Write out all the entries word for word, but skip any images.

(Extracted data entries)

■ ■ ■ ■

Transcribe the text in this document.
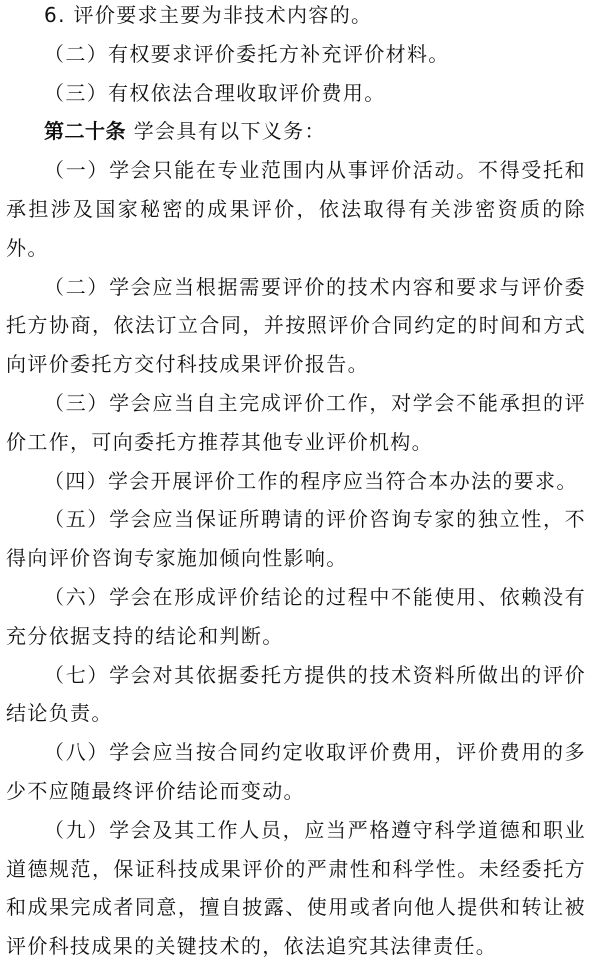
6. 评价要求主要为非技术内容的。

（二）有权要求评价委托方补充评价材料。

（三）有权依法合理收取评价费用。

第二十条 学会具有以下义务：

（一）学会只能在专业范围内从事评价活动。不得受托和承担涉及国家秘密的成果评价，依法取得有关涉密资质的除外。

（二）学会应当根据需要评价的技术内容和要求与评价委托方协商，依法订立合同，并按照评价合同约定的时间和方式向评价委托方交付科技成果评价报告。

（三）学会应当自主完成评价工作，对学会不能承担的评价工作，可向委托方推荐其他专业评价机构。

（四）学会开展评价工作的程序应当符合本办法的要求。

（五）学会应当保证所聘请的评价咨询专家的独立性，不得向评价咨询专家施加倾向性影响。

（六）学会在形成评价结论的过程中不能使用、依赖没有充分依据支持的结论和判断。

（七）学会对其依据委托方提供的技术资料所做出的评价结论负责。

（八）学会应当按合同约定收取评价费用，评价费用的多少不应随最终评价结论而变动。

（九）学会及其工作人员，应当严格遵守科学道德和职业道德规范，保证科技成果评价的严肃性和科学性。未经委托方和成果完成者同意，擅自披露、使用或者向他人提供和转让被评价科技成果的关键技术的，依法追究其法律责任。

■ ■ ■ ■

### Exercise output
Transcribe the text in this document.
6. 评价要求主要为非技术内容的。

（二）有权要求评价委托方补充评价材料。

（三）有权依法合理收取评价费用。

第二十条 学会具有以下义务：

（一）学会只能在专业范围内从事评价活动。不得受托和承担涉及国家秘密的成果评价，依法取得有关涉密资质的除外。

（二）学会应当根据需要评价的技术内容和要求与评价委托方协商，依法订立合同，并按照评价合同约定的时间和方式向评价委托方交付科技成果评价报告。

（三）学会应当自主完成评价工作，对学会不能承担的评价工作，可向委托方推荐其他专业评价机构。

（四）学会开展评价工作的程序应当符合本办法的要求。

（五）学会应当保证所聘请的评价咨询专家的独立性，不得向评价咨询专家施加倾向性影响。

（六）学会在形成评价结论的过程中不能使用、依赖没有充分依据支持的结论和判断。

（七）学会对其依据委托方提供的技术资料所做出的评价结论负责。

（八）学会应当按合同约定收取评价费用，评价费用的多少不应随最终评价结论而变动。

（九）学会及其工作人员，应当严格遵守科学道德和职业道德规范，保证科技成果评价的严肃性和科学性。未经委托方和成果完成者同意，擅自披露、使用或者向他人提供和转让被评价科技成果的关键技术的，依法追究其法律责任。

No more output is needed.